** Information given follows **
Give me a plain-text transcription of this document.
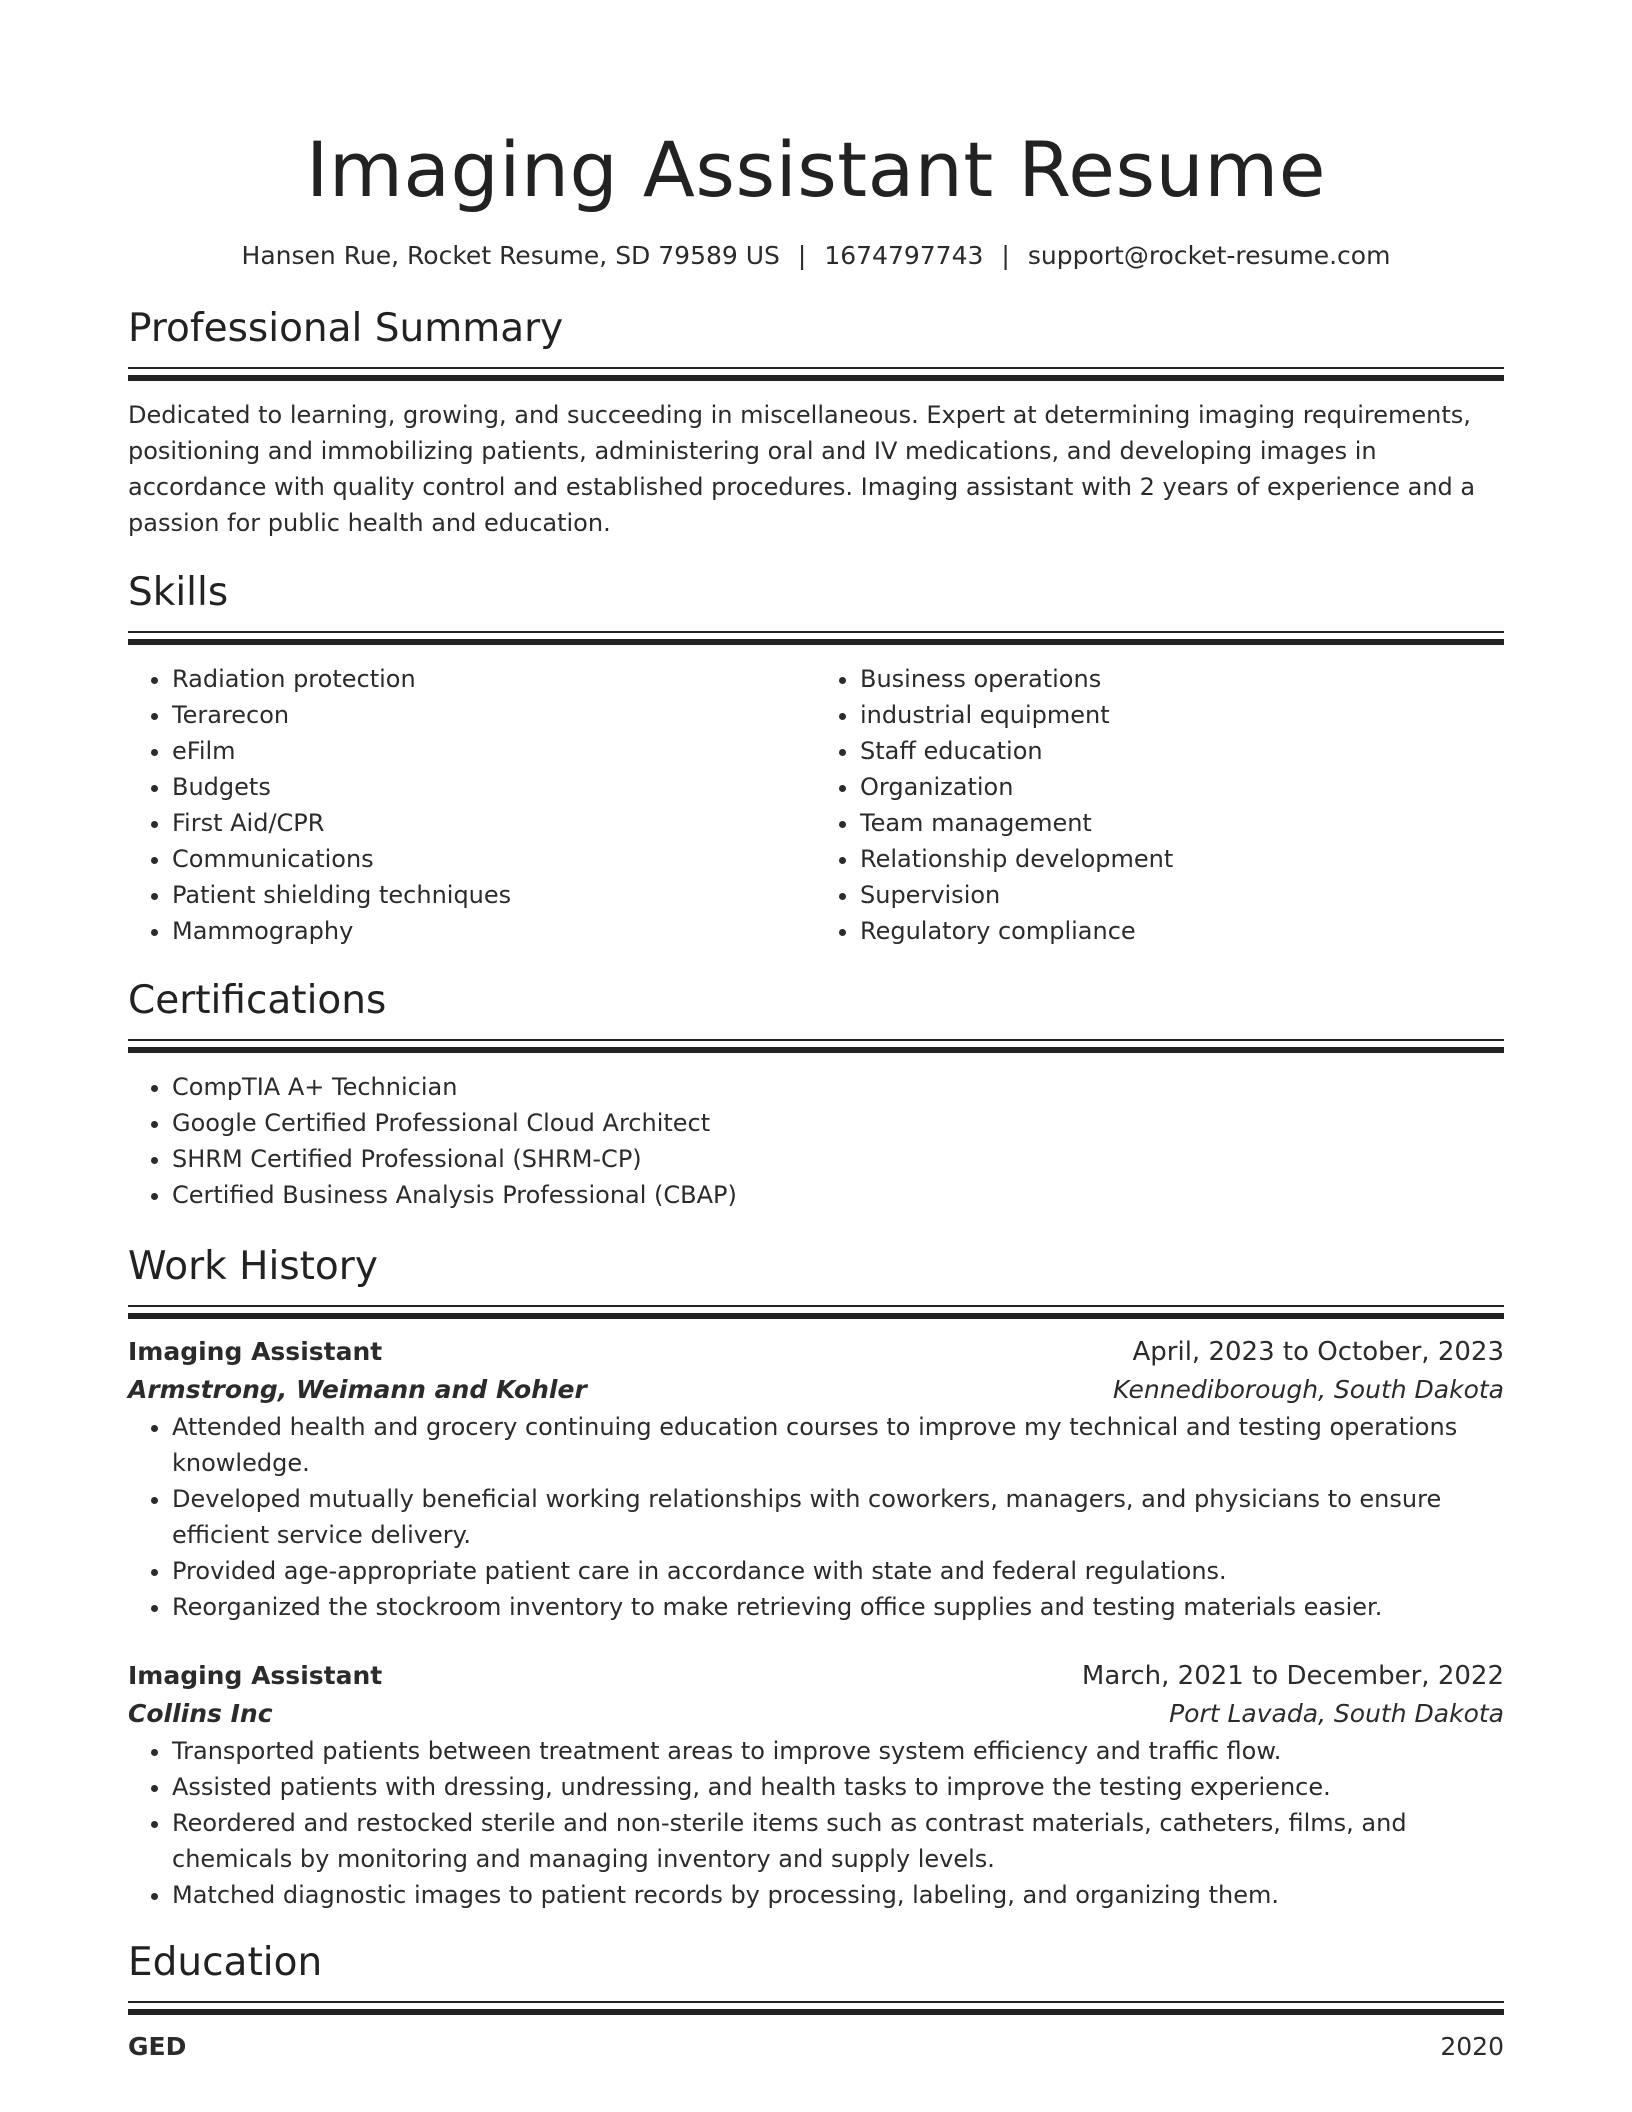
Imaging Assistant Resume
Hansen Rue, Rocket Resume, SD 79589 US | 1674797743 | support@rocket-resume.com
Professional Summary
Dedicated to learning, growing, and succeeding in miscellaneous. Expert at determining imaging requirements, positioning and immobilizing patients, administering oral and IV medications, and developing images in accordance with quality control and established procedures. Imaging assistant with 2 years of experience and a passion for public health and education.
Skills
• Radiation protection
• Terarecon
• eFilm
• Budgets
• First Aid/CPR
• Communications
• Patient shielding techniques
• Mammography
• Business operations
• industrial equipment
• Staff education
• Organization
• Team management
• Relationship development
• Supervision
• Regulatory compliance
Certifications
• CompTIA A+ Technician
• Google Certified Professional Cloud Architect
• SHRM Certified Professional (SHRM-CP)
• Certified Business Analysis Professional (CBAP)
Work History
Imaging Assistant	April, 2023 to October, 2023
Armstrong, Weimann and Kohler	Kennediborough, South Dakota
• Attended health and grocery continuing education courses to improve my technical and testing operations knowledge.
• Developed mutually beneficial working relationships with coworkers, managers, and physicians to ensure efficient service delivery.
• Provided age-appropriate patient care in accordance with state and federal regulations.
• Reorganized the stockroom inventory to make retrieving office supplies and testing materials easier.
Imaging Assistant	March, 2021 to December, 2022
Collins Inc	Port Lavada, South Dakota
• Transported patients between treatment areas to improve system efficiency and traffic flow.
• Assisted patients with dressing, undressing, and health tasks to improve the testing experience.
• Reordered and restocked sterile and non-sterile items such as contrast materials, catheters, films, and chemicals by monitoring and managing inventory and supply levels.
• Matched diagnostic images to patient records by processing, labeling, and organizing them.
Education
GED	2020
** End of Information given **
Problem to work on
Report all lines of the data above that include the string "materials".

Answer section
• Reorganized the stockroom inventory to make retrieving office supplies and testing materials easier.
• Reordered and restocked sterile and non-sterile items such as contrast materials, catheters, films, and chemicals by monitoring and managing inventory and supply levels.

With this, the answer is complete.